(Extracted records)
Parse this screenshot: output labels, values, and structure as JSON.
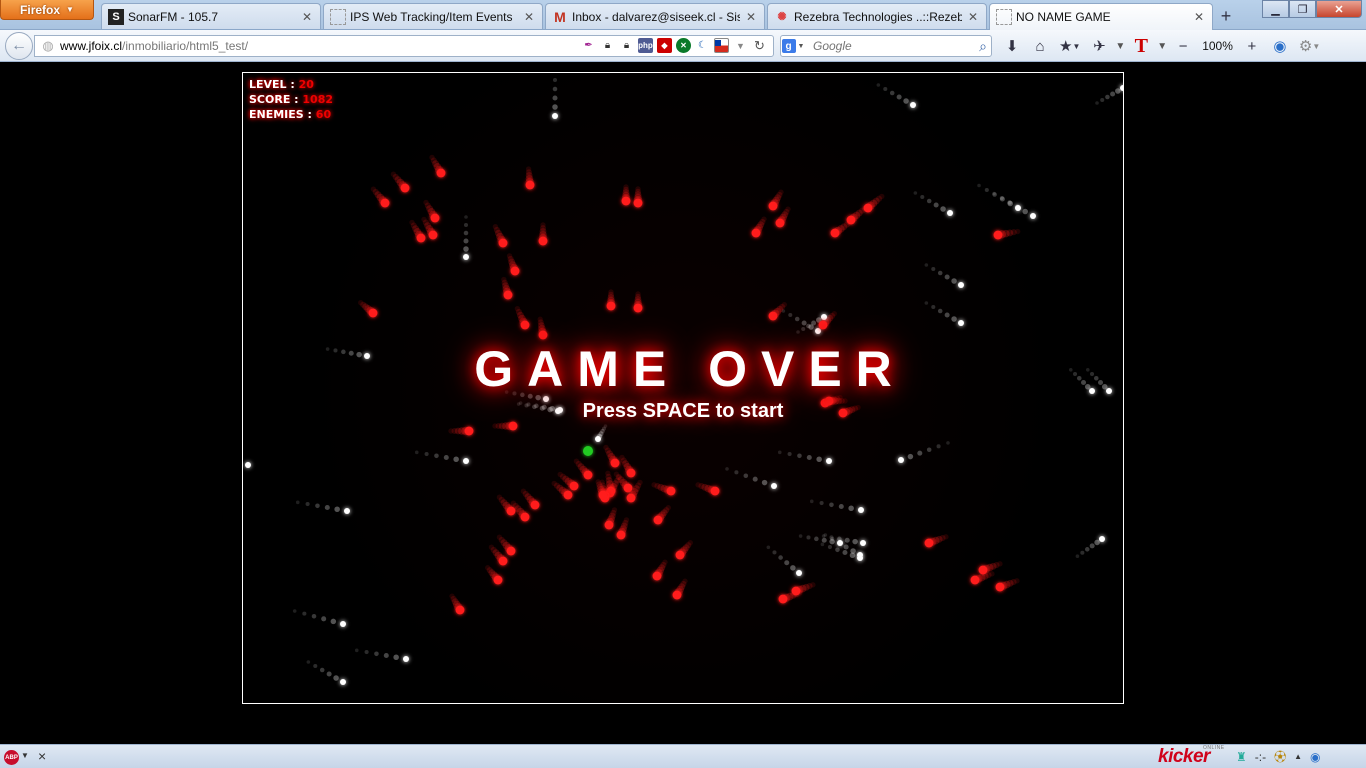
{
  "browser": {
    "menu_button": "Firefox",
    "tabs": [
      {
        "title": "SonarFM - 105.7",
        "favicon": "S",
        "active": false
      },
      {
        "title": "IPS Web Tracking/Item Events",
        "favicon": "",
        "active": false
      },
      {
        "title": "Inbox - dalvarez@siseek.cl - Sise...",
        "favicon": "M",
        "active": false
      },
      {
        "title": "Rezebra Technologies ..::Rezebr...",
        "favicon": "✺",
        "active": false
      },
      {
        "title": "NO NAME GAME",
        "favicon": "",
        "active": true
      }
    ],
    "url": {
      "host": "www.jfoix.cl",
      "path": "/inmobiliario/html5_test/"
    },
    "search_placeholder": "Google",
    "zoom": "100%",
    "addon_brand": "kicker",
    "addon_brand_sub": "ONLINE",
    "addon_status": "-:-"
  },
  "game": {
    "hud": {
      "level_label": "LEVEL :",
      "level_value": "20",
      "score_label": "SCORE :",
      "score_value": "1082",
      "enemies_label": "ENEMIES :",
      "enemies_value": "60"
    },
    "title": "GAME OVER",
    "subtitle": "Press SPACE to start",
    "colors": {
      "enemy": "#ff1a1a",
      "star": "#ffffff",
      "player": "#22cc22"
    }
  }
}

__Short task__: Reproduce every line exactly and omit all pictures.

__Worked answer__:
Parse this screenshot: output labels, values, and structure as JSON.
{
  "browser": {
    "menu_button": "Firefox",
    "tabs": [
      {
        "title": "SonarFM - 105.7",
        "favicon": "S",
        "active": false
      },
      {
        "title": "IPS Web Tracking/Item Events",
        "favicon": "",
        "active": false
      },
      {
        "title": "Inbox - dalvarez@siseek.cl - Sise...",
        "favicon": "M",
        "active": false
      },
      {
        "title": "Rezebra Technologies ..::Rezebr...",
        "favicon": "✺",
        "active": false
      },
      {
        "title": "NO NAME GAME",
        "favicon": "",
        "active": true
      }
    ],
    "url": {
      "host": "www.jfoix.cl",
      "path": "/inmobiliario/html5_test/"
    },
    "search_placeholder": "Google",
    "zoom": "100%",
    "addon_brand": "kicker",
    "addon_brand_sub": "ONLINE",
    "addon_status": "-:-"
  },
  "game": {
    "hud": {
      "level_label": "LEVEL :",
      "level_value": "20",
      "score_label": "SCORE :",
      "score_value": "1082",
      "enemies_label": "ENEMIES :",
      "enemies_value": "60"
    },
    "title": "GAME OVER",
    "subtitle": "Press SPACE to start",
    "colors": {
      "enemy": "#ff1a1a",
      "star": "#ffffff",
      "player": "#22cc22"
    }
  }
}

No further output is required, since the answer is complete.